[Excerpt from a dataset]
## Begin
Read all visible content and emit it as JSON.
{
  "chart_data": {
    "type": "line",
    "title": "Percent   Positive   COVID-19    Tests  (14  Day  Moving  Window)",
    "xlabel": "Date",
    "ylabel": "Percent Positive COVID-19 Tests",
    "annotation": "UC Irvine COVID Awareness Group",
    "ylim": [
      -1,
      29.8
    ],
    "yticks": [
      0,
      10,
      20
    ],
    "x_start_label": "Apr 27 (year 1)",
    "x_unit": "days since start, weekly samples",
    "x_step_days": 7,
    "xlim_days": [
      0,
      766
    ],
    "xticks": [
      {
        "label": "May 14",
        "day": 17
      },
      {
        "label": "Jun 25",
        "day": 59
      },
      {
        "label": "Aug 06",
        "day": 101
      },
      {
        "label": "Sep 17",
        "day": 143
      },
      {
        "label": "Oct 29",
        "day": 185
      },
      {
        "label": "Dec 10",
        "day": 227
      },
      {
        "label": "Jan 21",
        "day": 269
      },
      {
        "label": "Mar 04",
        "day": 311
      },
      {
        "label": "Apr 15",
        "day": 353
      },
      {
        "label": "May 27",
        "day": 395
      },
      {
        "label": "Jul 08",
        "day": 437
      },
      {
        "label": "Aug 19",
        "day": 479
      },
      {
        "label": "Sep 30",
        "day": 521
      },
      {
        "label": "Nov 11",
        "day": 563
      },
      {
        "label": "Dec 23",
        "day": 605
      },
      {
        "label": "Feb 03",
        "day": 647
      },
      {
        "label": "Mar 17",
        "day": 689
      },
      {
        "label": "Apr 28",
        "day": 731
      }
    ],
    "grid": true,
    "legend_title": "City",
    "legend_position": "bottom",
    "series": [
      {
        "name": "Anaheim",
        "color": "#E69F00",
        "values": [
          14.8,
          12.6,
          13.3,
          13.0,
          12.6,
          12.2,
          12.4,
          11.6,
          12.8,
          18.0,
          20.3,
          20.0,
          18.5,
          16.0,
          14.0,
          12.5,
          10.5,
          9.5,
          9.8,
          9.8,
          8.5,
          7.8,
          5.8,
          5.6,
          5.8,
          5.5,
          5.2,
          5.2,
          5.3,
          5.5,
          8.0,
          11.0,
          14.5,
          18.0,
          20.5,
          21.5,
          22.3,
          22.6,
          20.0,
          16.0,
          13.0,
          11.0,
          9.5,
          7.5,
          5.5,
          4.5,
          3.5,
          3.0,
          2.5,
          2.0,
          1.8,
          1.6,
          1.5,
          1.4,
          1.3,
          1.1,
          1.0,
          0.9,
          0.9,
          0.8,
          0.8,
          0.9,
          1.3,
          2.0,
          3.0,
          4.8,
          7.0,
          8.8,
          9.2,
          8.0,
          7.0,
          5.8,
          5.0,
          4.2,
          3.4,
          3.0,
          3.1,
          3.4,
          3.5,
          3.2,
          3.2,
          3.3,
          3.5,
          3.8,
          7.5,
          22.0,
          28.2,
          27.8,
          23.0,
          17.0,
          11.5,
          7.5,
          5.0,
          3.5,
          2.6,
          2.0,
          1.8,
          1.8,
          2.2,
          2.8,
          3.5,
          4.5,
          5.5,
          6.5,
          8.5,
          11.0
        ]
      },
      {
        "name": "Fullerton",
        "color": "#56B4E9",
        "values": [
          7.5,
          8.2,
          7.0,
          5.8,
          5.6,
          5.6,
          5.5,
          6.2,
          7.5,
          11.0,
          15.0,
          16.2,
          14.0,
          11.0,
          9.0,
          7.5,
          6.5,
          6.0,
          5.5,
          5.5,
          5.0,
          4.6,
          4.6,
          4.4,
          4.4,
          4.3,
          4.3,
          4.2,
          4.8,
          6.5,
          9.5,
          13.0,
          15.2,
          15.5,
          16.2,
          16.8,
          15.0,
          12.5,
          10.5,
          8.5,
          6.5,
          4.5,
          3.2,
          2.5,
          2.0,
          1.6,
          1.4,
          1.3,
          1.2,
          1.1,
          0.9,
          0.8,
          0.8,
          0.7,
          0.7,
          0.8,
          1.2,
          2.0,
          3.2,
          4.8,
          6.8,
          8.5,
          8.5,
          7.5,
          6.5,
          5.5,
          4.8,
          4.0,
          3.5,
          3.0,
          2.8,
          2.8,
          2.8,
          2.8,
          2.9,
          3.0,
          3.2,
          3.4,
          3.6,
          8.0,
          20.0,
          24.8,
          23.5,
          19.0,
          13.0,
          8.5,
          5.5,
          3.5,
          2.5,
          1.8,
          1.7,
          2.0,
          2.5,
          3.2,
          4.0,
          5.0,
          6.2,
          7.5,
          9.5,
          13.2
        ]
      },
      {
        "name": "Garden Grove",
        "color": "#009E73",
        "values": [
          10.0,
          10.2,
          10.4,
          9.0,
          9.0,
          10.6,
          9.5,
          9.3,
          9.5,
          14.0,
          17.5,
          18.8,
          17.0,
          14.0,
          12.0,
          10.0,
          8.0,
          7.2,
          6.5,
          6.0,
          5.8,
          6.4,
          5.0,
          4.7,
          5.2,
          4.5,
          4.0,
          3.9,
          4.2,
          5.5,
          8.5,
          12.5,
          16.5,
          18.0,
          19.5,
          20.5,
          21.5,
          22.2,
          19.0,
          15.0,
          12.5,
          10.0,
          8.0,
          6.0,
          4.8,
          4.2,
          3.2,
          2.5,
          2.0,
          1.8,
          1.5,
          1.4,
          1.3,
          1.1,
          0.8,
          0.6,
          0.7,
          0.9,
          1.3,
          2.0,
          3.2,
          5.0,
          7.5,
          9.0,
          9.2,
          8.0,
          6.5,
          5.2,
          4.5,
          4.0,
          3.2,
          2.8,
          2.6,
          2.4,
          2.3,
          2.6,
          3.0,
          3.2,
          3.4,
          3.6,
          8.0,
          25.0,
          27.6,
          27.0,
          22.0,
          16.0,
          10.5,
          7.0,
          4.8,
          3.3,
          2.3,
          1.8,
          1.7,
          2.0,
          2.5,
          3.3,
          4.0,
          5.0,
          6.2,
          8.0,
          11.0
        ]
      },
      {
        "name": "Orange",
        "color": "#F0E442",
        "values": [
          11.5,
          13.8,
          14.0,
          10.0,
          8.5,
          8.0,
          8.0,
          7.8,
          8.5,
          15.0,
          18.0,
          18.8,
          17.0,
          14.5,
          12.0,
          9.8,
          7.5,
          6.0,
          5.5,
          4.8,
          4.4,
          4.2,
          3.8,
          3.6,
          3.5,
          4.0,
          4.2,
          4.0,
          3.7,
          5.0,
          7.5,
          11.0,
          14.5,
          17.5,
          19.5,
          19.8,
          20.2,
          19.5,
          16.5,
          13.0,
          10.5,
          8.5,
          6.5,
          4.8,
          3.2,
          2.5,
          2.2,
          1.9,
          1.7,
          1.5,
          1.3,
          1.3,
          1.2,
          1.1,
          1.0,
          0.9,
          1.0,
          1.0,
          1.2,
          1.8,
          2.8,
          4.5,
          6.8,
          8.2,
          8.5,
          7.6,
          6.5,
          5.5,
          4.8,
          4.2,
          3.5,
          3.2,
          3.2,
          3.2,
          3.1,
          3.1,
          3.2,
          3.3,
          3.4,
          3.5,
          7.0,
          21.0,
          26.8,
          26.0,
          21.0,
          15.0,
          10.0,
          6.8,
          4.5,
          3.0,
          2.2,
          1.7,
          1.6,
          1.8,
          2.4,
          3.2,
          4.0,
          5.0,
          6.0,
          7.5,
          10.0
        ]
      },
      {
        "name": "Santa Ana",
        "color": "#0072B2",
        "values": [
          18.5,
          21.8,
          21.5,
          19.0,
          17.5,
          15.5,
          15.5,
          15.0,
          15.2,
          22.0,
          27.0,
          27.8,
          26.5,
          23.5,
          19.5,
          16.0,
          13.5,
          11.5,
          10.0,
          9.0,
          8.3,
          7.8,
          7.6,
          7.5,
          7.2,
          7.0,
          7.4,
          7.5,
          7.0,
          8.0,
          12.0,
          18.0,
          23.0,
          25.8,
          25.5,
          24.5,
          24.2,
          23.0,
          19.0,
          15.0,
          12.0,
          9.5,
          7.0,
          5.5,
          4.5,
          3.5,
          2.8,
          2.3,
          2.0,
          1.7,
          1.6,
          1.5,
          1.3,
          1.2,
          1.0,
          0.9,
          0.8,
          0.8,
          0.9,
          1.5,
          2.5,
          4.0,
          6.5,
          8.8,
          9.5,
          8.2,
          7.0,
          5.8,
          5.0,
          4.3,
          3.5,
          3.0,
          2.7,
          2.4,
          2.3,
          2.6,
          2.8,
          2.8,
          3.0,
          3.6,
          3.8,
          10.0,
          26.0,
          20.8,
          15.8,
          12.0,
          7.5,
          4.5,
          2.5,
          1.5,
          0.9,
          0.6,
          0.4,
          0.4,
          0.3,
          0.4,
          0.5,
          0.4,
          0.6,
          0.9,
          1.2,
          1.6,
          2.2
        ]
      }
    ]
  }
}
## End
# REQUIREMENTS
How many lines in the listing above contain the string "Positive"? Answer with the number only.

# SOLUTION TO THE PROBLEM
2